◆ Brief ◆
Please restate every record below word for word and skip the pictures.
----- Provided material -----
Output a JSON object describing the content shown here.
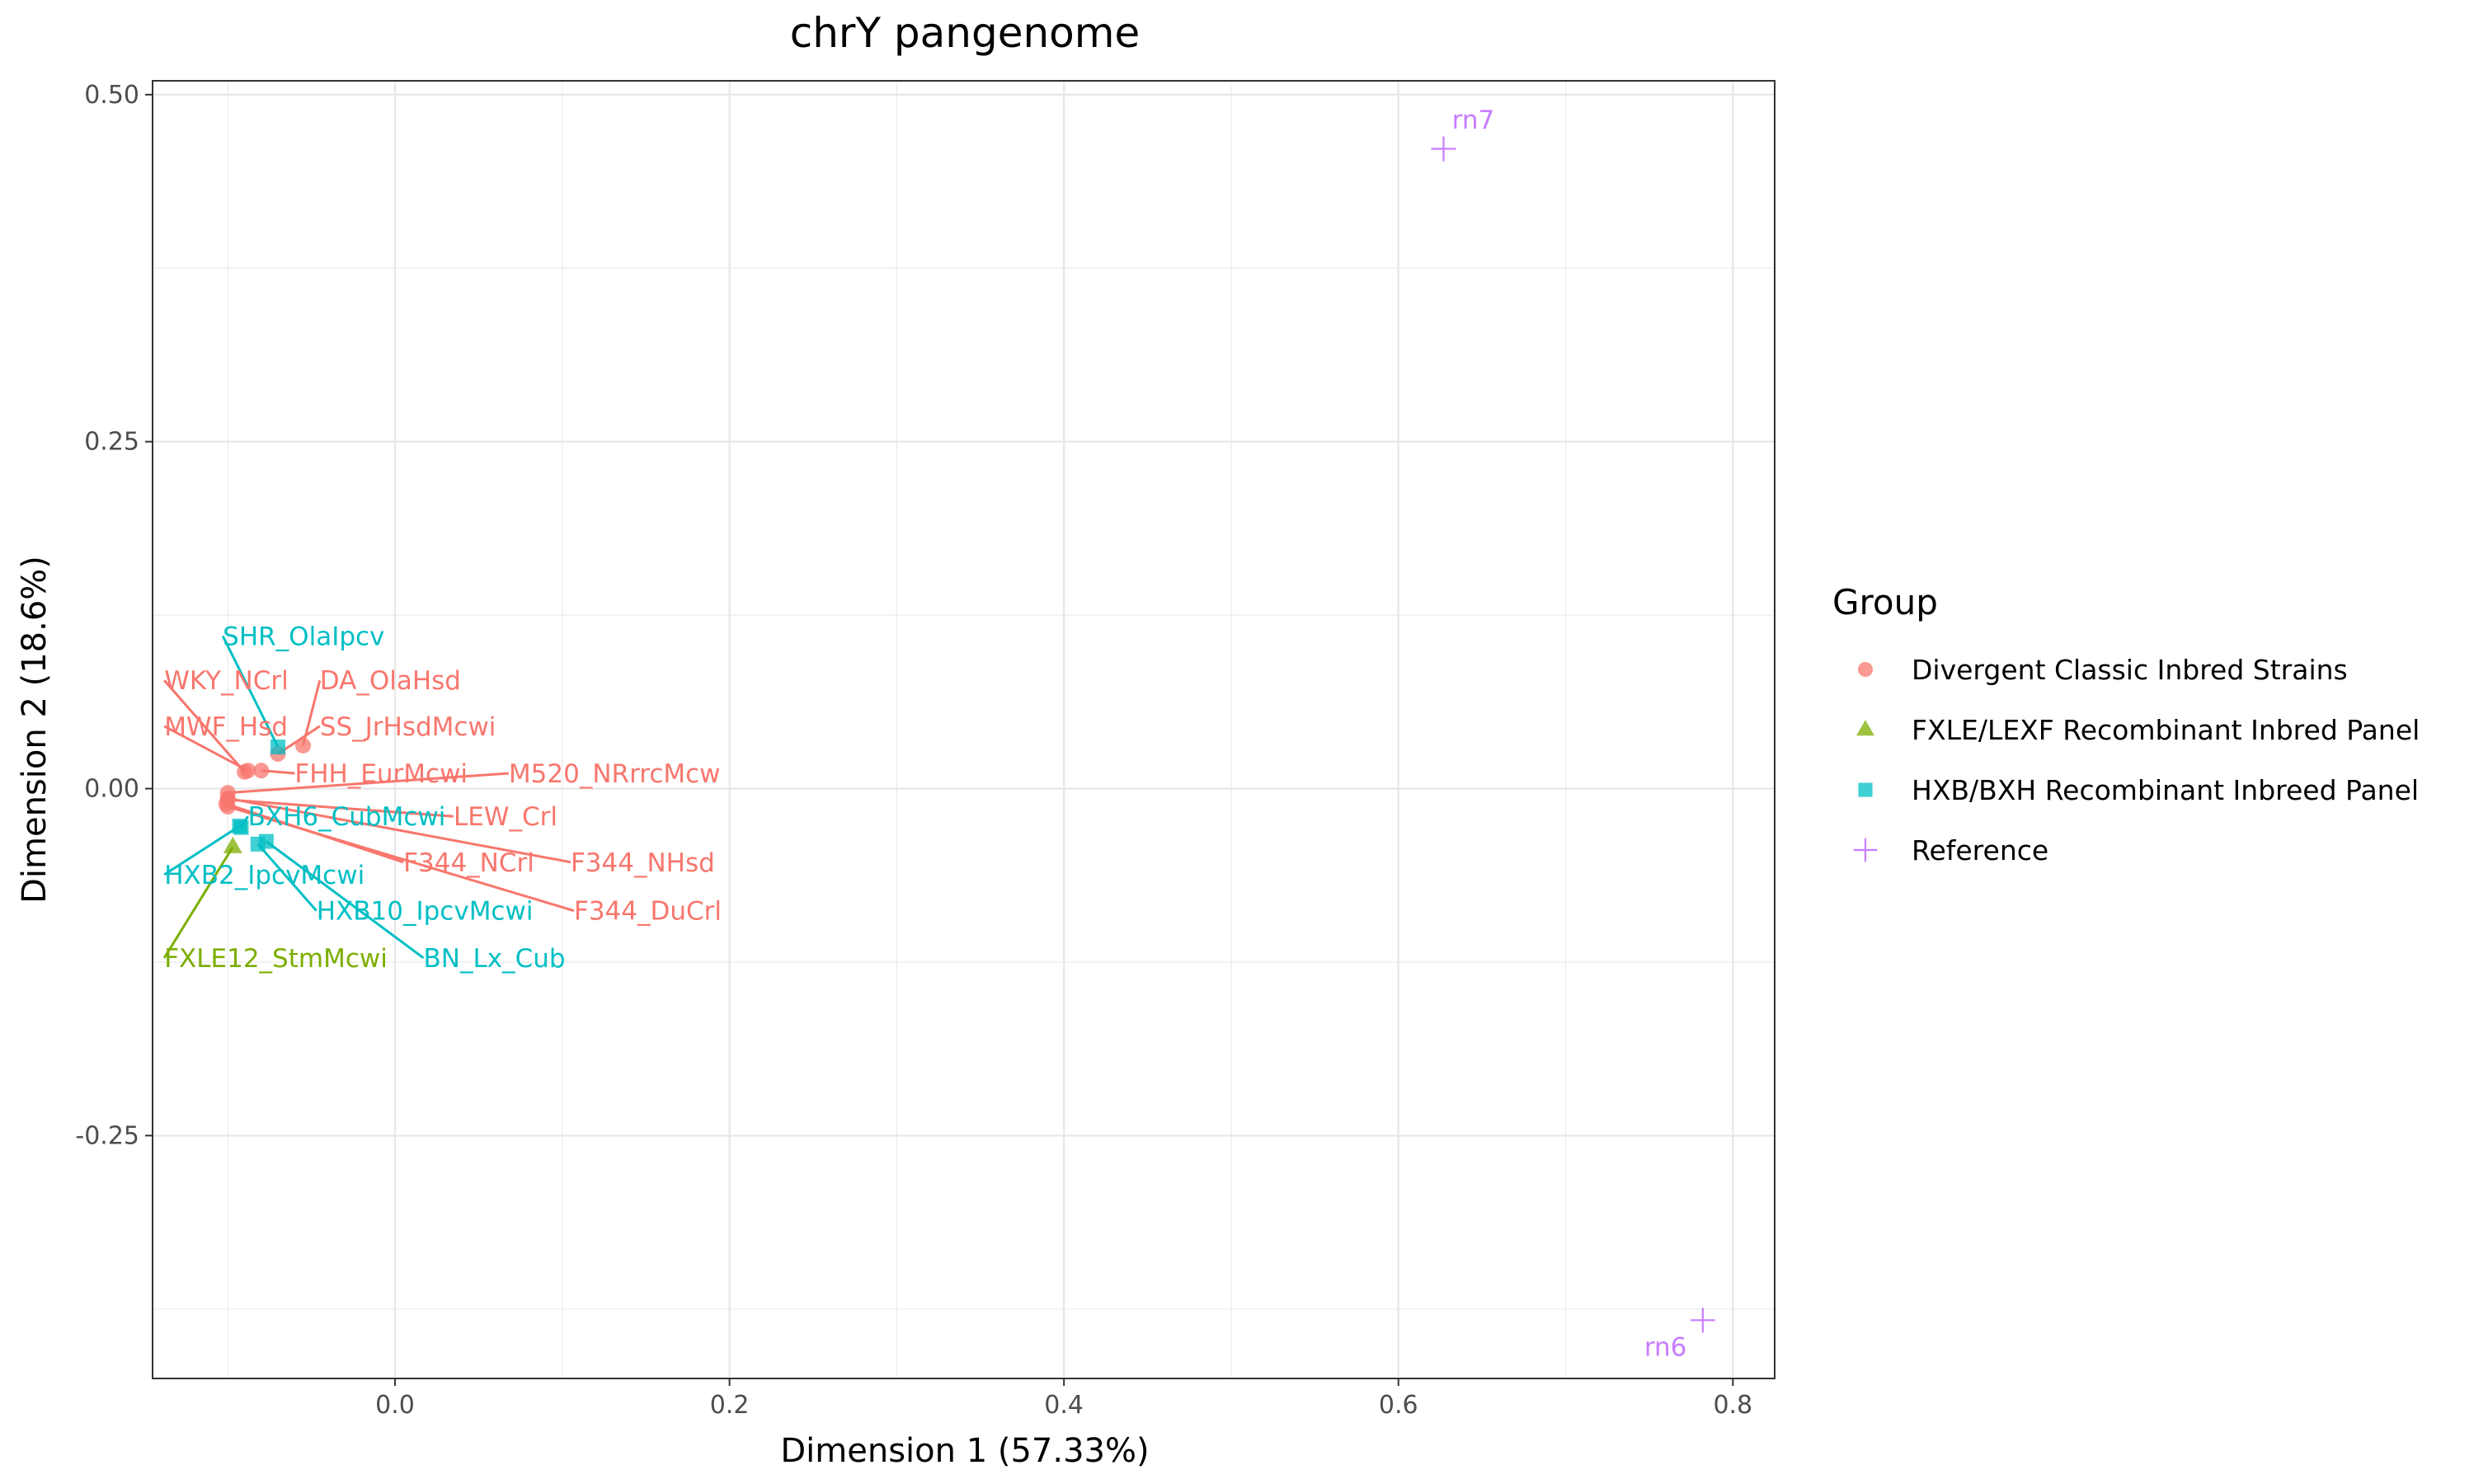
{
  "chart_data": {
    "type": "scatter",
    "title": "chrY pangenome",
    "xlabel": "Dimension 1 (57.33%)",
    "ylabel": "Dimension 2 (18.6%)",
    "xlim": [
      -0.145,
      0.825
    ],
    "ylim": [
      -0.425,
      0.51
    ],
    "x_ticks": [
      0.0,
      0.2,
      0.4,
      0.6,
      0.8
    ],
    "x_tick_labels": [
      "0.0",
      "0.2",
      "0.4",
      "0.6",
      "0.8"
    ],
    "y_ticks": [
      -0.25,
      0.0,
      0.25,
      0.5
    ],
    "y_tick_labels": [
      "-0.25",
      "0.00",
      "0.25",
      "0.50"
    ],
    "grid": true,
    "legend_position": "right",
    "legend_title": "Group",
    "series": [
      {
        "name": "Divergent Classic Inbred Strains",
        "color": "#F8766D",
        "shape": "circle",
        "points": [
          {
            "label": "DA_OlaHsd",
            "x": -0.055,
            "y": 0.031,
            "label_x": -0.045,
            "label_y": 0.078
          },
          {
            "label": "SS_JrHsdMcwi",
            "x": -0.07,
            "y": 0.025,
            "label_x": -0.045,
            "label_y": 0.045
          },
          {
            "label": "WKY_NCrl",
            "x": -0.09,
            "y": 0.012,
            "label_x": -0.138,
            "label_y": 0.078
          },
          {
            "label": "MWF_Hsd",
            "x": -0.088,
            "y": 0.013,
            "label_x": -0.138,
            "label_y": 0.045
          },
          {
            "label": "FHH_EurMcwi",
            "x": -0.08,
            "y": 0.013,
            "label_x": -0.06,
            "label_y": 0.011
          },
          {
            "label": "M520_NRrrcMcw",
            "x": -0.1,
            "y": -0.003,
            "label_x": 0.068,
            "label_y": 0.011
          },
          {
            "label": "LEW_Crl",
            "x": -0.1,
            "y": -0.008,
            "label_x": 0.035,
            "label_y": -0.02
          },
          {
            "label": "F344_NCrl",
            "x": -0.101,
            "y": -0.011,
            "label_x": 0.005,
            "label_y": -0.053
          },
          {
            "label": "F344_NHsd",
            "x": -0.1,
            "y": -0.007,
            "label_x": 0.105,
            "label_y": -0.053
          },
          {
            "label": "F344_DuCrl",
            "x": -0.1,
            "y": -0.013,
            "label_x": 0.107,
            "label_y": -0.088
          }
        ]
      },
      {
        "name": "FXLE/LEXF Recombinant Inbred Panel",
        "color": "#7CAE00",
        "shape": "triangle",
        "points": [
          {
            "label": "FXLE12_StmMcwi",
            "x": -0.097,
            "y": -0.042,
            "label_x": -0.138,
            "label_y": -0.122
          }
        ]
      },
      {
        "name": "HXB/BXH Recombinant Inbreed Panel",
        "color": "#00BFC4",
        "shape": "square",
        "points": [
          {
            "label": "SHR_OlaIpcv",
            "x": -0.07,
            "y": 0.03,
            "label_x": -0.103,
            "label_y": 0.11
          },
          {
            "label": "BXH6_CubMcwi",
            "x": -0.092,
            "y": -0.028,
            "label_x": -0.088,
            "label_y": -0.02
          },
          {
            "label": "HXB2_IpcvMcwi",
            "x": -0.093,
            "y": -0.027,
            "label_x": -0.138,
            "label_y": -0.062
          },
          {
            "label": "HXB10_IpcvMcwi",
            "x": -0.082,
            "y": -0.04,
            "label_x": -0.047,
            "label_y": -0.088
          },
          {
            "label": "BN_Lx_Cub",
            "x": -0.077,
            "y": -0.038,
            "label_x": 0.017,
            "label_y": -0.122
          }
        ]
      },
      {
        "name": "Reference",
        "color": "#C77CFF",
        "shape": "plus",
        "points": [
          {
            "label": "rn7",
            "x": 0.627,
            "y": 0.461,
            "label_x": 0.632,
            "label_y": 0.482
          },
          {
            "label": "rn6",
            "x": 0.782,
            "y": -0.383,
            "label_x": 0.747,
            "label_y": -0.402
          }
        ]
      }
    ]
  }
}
-----
◆ Result of the exercise ◆
Output a JSON object describing the content shown here.
{
  "chart_data": {
    "type": "scatter",
    "title": "chrY pangenome",
    "xlabel": "Dimension 1 (57.33%)",
    "ylabel": "Dimension 2 (18.6%)",
    "xlim": [
      -0.145,
      0.825
    ],
    "ylim": [
      -0.425,
      0.51
    ],
    "x_ticks": [
      0.0,
      0.2,
      0.4,
      0.6,
      0.8
    ],
    "x_tick_labels": [
      "0.0",
      "0.2",
      "0.4",
      "0.6",
      "0.8"
    ],
    "y_ticks": [
      -0.25,
      0.0,
      0.25,
      0.5
    ],
    "y_tick_labels": [
      "-0.25",
      "0.00",
      "0.25",
      "0.50"
    ],
    "grid": true,
    "legend_position": "right",
    "legend_title": "Group",
    "series": [
      {
        "name": "Divergent Classic Inbred Strains",
        "color": "#F8766D",
        "shape": "circle",
        "points": [
          {
            "label": "DA_OlaHsd",
            "x": -0.055,
            "y": 0.031,
            "label_x": -0.045,
            "label_y": 0.078
          },
          {
            "label": "SS_JrHsdMcwi",
            "x": -0.07,
            "y": 0.025,
            "label_x": -0.045,
            "label_y": 0.045
          },
          {
            "label": "WKY_NCrl",
            "x": -0.09,
            "y": 0.012,
            "label_x": -0.138,
            "label_y": 0.078
          },
          {
            "label": "MWF_Hsd",
            "x": -0.088,
            "y": 0.013,
            "label_x": -0.138,
            "label_y": 0.045
          },
          {
            "label": "FHH_EurMcwi",
            "x": -0.08,
            "y": 0.013,
            "label_x": -0.06,
            "label_y": 0.011
          },
          {
            "label": "M520_NRrrcMcw",
            "x": -0.1,
            "y": -0.003,
            "label_x": 0.068,
            "label_y": 0.011
          },
          {
            "label": "LEW_Crl",
            "x": -0.1,
            "y": -0.008,
            "label_x": 0.035,
            "label_y": -0.02
          },
          {
            "label": "F344_NCrl",
            "x": -0.101,
            "y": -0.011,
            "label_x": 0.005,
            "label_y": -0.053
          },
          {
            "label": "F344_NHsd",
            "x": -0.1,
            "y": -0.007,
            "label_x": 0.105,
            "label_y": -0.053
          },
          {
            "label": "F344_DuCrl",
            "x": -0.1,
            "y": -0.013,
            "label_x": 0.107,
            "label_y": -0.088
          }
        ]
      },
      {
        "name": "FXLE/LEXF Recombinant Inbred Panel",
        "color": "#7CAE00",
        "shape": "triangle",
        "points": [
          {
            "label": "FXLE12_StmMcwi",
            "x": -0.097,
            "y": -0.042,
            "label_x": -0.138,
            "label_y": -0.122
          }
        ]
      },
      {
        "name": "HXB/BXH Recombinant Inbreed Panel",
        "color": "#00BFC4",
        "shape": "square",
        "points": [
          {
            "label": "SHR_OlaIpcv",
            "x": -0.07,
            "y": 0.03,
            "label_x": -0.103,
            "label_y": 0.11
          },
          {
            "label": "BXH6_CubMcwi",
            "x": -0.092,
            "y": -0.028,
            "label_x": -0.088,
            "label_y": -0.02
          },
          {
            "label": "HXB2_IpcvMcwi",
            "x": -0.093,
            "y": -0.027,
            "label_x": -0.138,
            "label_y": -0.062
          },
          {
            "label": "HXB10_IpcvMcwi",
            "x": -0.082,
            "y": -0.04,
            "label_x": -0.047,
            "label_y": -0.088
          },
          {
            "label": "BN_Lx_Cub",
            "x": -0.077,
            "y": -0.038,
            "label_x": 0.017,
            "label_y": -0.122
          }
        ]
      },
      {
        "name": "Reference",
        "color": "#C77CFF",
        "shape": "plus",
        "points": [
          {
            "label": "rn7",
            "x": 0.627,
            "y": 0.461,
            "label_x": 0.632,
            "label_y": 0.482
          },
          {
            "label": "rn6",
            "x": 0.782,
            "y": -0.383,
            "label_x": 0.747,
            "label_y": -0.402
          }
        ]
      }
    ]
  }
}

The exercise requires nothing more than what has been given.